Entries taken from a collection:
——

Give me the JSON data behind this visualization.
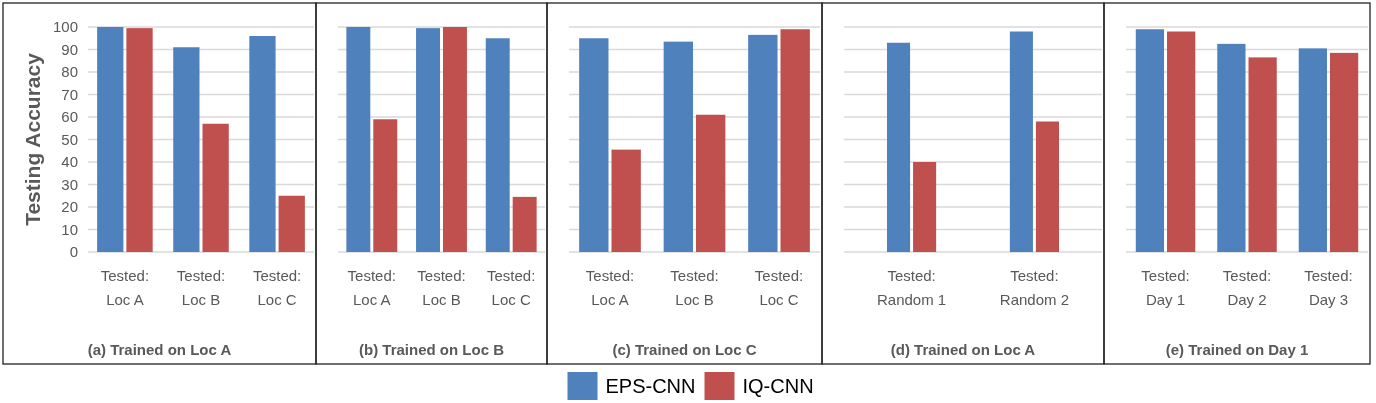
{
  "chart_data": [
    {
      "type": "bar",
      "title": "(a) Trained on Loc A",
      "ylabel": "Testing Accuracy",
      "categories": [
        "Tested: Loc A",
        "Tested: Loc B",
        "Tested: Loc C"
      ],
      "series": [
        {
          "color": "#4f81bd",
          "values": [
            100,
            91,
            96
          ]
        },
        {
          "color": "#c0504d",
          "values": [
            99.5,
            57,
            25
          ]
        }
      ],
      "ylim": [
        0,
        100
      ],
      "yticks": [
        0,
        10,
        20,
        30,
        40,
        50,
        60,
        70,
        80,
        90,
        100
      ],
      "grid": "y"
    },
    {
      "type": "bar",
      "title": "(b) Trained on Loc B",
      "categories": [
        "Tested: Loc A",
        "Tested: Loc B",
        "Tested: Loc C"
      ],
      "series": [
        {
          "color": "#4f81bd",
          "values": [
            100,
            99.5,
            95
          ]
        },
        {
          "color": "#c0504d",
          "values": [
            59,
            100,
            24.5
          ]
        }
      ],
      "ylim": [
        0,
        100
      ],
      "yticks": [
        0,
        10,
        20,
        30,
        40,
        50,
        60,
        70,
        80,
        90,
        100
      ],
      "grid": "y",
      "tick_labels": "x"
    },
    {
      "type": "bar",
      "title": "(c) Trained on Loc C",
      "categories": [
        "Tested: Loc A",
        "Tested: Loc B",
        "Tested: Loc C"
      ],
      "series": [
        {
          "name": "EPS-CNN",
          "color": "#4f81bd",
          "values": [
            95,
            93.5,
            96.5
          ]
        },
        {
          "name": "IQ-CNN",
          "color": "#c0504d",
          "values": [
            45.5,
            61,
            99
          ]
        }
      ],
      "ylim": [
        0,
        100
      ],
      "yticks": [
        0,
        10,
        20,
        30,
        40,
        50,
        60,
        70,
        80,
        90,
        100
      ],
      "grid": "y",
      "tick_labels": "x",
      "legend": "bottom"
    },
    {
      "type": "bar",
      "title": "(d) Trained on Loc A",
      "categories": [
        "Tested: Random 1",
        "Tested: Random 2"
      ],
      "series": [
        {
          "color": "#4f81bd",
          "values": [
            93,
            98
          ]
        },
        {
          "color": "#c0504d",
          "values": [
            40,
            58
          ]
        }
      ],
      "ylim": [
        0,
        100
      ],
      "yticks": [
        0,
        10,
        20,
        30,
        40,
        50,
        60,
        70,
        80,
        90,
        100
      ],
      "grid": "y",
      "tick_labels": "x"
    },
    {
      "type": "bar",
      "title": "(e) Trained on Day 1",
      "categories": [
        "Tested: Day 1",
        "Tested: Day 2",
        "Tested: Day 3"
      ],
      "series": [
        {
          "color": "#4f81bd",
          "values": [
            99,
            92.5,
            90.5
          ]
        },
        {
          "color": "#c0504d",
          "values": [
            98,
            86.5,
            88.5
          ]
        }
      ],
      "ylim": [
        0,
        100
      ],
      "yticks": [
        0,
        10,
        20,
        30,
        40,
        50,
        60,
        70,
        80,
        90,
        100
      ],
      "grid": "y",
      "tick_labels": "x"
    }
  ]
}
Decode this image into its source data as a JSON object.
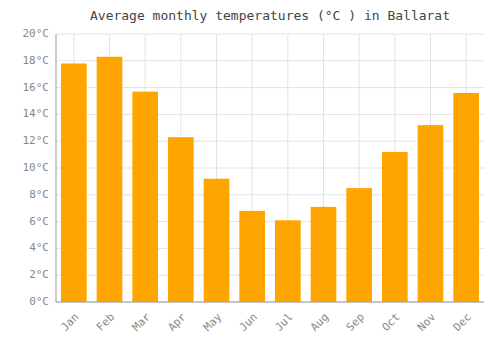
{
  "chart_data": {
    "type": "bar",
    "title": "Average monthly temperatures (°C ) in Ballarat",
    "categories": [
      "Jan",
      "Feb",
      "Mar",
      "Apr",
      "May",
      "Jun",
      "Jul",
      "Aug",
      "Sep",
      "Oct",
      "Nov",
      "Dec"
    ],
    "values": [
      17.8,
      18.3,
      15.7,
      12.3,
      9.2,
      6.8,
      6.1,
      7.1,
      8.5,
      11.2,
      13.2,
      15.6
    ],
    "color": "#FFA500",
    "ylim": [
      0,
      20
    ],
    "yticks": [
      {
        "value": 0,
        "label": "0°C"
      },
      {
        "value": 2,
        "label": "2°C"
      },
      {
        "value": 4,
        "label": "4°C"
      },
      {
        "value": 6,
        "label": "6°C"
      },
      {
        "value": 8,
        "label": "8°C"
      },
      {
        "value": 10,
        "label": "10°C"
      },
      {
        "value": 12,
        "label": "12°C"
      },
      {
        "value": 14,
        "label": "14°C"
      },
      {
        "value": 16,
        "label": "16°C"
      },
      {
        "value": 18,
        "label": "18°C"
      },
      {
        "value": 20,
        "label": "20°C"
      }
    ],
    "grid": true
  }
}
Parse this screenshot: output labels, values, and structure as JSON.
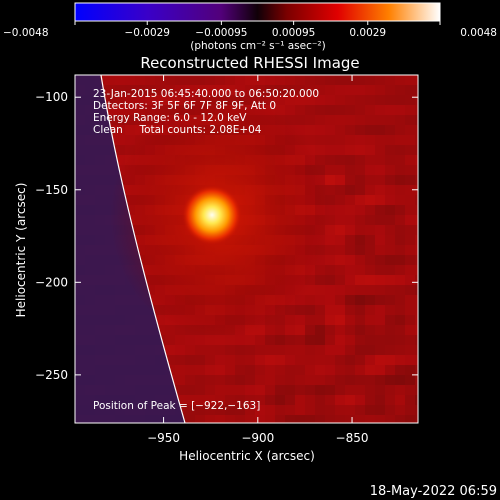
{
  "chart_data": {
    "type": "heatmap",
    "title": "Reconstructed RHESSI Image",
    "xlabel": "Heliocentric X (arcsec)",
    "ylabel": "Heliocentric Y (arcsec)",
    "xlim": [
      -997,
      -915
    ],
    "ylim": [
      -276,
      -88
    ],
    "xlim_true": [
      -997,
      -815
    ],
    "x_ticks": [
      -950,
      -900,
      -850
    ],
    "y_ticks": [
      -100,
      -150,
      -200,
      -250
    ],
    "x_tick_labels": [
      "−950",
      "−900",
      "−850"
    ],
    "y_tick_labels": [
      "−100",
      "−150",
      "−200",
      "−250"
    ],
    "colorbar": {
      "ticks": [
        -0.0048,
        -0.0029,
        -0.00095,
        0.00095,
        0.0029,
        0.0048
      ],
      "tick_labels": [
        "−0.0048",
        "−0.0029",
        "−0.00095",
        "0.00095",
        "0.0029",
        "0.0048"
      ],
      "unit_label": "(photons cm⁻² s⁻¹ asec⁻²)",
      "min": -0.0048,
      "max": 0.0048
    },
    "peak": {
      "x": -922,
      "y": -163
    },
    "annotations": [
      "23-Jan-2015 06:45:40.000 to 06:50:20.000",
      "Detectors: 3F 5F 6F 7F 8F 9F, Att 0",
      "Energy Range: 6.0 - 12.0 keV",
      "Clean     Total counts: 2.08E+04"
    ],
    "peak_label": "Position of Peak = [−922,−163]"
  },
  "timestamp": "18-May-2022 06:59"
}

——

Above are the records; reproduce them exactly and leave out the pictures.

**Solution to the exercise**
Give me the JSON data behind this visualization.
{
  "chart_data": [
    {
      "type": "bar",
      "title": "(a) Trained on Loc A",
      "ylabel": "Testing Accuracy",
      "categories": [
        "Tested: Loc A",
        "Tested: Loc B",
        "Tested: Loc C"
      ],
      "series": [
        {
          "color": "#4f81bd",
          "values": [
            100,
            91,
            96
          ]
        },
        {
          "color": "#c0504d",
          "values": [
            99.5,
            57,
            25
          ]
        }
      ],
      "ylim": [
        0,
        100
      ],
      "yticks": [
        0,
        10,
        20,
        30,
        40,
        50,
        60,
        70,
        80,
        90,
        100
      ],
      "grid": "y"
    },
    {
      "type": "bar",
      "title": "(b) Trained on Loc B",
      "categories": [
        "Tested: Loc A",
        "Tested: Loc B",
        "Tested: Loc C"
      ],
      "series": [
        {
          "color": "#4f81bd",
          "values": [
            100,
            99.5,
            95
          ]
        },
        {
          "color": "#c0504d",
          "values": [
            59,
            100,
            24.5
          ]
        }
      ],
      "ylim": [
        0,
        100
      ],
      "yticks": [
        0,
        10,
        20,
        30,
        40,
        50,
        60,
        70,
        80,
        90,
        100
      ],
      "grid": "y",
      "tick_labels": "x"
    },
    {
      "type": "bar",
      "title": "(c) Trained on Loc C",
      "categories": [
        "Tested: Loc A",
        "Tested: Loc B",
        "Tested: Loc C"
      ],
      "series": [
        {
          "name": "EPS-CNN",
          "color": "#4f81bd",
          "values": [
            95,
            93.5,
            96.5
          ]
        },
        {
          "name": "IQ-CNN",
          "color": "#c0504d",
          "values": [
            45.5,
            61,
            99
          ]
        }
      ],
      "ylim": [
        0,
        100
      ],
      "yticks": [
        0,
        10,
        20,
        30,
        40,
        50,
        60,
        70,
        80,
        90,
        100
      ],
      "grid": "y",
      "tick_labels": "x",
      "legend": "bottom"
    },
    {
      "type": "bar",
      "title": "(d) Trained on Loc A",
      "categories": [
        "Tested: Random 1",
        "Tested: Random 2"
      ],
      "series": [
        {
          "color": "#4f81bd",
          "values": [
            93,
            98
          ]
        },
        {
          "color": "#c0504d",
          "values": [
            40,
            58
          ]
        }
      ],
      "ylim": [
        0,
        100
      ],
      "yticks": [
        0,
        10,
        20,
        30,
        40,
        50,
        60,
        70,
        80,
        90,
        100
      ],
      "grid": "y",
      "tick_labels": "x"
    },
    {
      "type": "bar",
      "title": "(e) Trained on Day 1",
      "categories": [
        "Tested: Day 1",
        "Tested: Day 2",
        "Tested: Day 3"
      ],
      "series": [
        {
          "color": "#4f81bd",
          "values": [
            99,
            92.5,
            90.5
          ]
        },
        {
          "color": "#c0504d",
          "values": [
            98,
            86.5,
            88.5
          ]
        }
      ],
      "ylim": [
        0,
        100
      ],
      "yticks": [
        0,
        10,
        20,
        30,
        40,
        50,
        60,
        70,
        80,
        90,
        100
      ],
      "grid": "y",
      "tick_labels": "x"
    }
  ]
}
Decode this image into its source data as a JSON object.
{
  "chart_data": {
    "type": "bar",
    "title": "Average monthly temperatures (°C ) in Ballarat",
    "categories": [
      "Jan",
      "Feb",
      "Mar",
      "Apr",
      "May",
      "Jun",
      "Jul",
      "Aug",
      "Sep",
      "Oct",
      "Nov",
      "Dec"
    ],
    "values": [
      17.8,
      18.3,
      15.7,
      12.3,
      9.2,
      6.8,
      6.1,
      7.1,
      8.5,
      11.2,
      13.2,
      15.6
    ],
    "color": "#FFA500",
    "ylim": [
      0,
      20
    ],
    "yticks": [
      {
        "value": 0,
        "label": "0°C"
      },
      {
        "value": 2,
        "label": "2°C"
      },
      {
        "value": 4,
        "label": "4°C"
      },
      {
        "value": 6,
        "label": "6°C"
      },
      {
        "value": 8,
        "label": "8°C"
      },
      {
        "value": 10,
        "label": "10°C"
      },
      {
        "value": 12,
        "label": "12°C"
      },
      {
        "value": 14,
        "label": "14°C"
      },
      {
        "value": 16,
        "label": "16°C"
      },
      {
        "value": 18,
        "label": "18°C"
      },
      {
        "value": 20,
        "label": "20°C"
      }
    ],
    "grid": true
  }
}
Parse this screenshot: output labels, values, and structure as JSON.
{
  "chart_data": {
    "type": "heatmap",
    "title": "Reconstructed RHESSI Image",
    "xlabel": "Heliocentric X (arcsec)",
    "ylabel": "Heliocentric Y (arcsec)",
    "xlim": [
      -997,
      -915
    ],
    "ylim": [
      -276,
      -88
    ],
    "xlim_true": [
      -997,
      -815
    ],
    "x_ticks": [
      -950,
      -900,
      -850
    ],
    "y_ticks": [
      -100,
      -150,
      -200,
      -250
    ],
    "x_tick_labels": [
      "−950",
      "−900",
      "−850"
    ],
    "y_tick_labels": [
      "−100",
      "−150",
      "−200",
      "−250"
    ],
    "colorbar": {
      "ticks": [
        -0.0048,
        -0.0029,
        -0.00095,
        0.00095,
        0.0029,
        0.0048
      ],
      "tick_labels": [
        "−0.0048",
        "−0.0029",
        "−0.00095",
        "0.00095",
        "0.0029",
        "0.0048"
      ],
      "unit_label": "(photons cm⁻² s⁻¹ asec⁻²)",
      "min": -0.0048,
      "max": 0.0048
    },
    "peak": {
      "x": -922,
      "y": -163
    },
    "annotations": [
      "23-Jan-2015 06:45:40.000 to 06:50:20.000",
      "Detectors: 3F 5F 6F 7F 8F 9F, Att 0",
      "Energy Range: 6.0 - 12.0 keV",
      "Clean     Total counts: 2.08E+04"
    ],
    "peak_label": "Position of Peak = [−922,−163]"
  },
  "timestamp": "18-May-2022 06:59"
}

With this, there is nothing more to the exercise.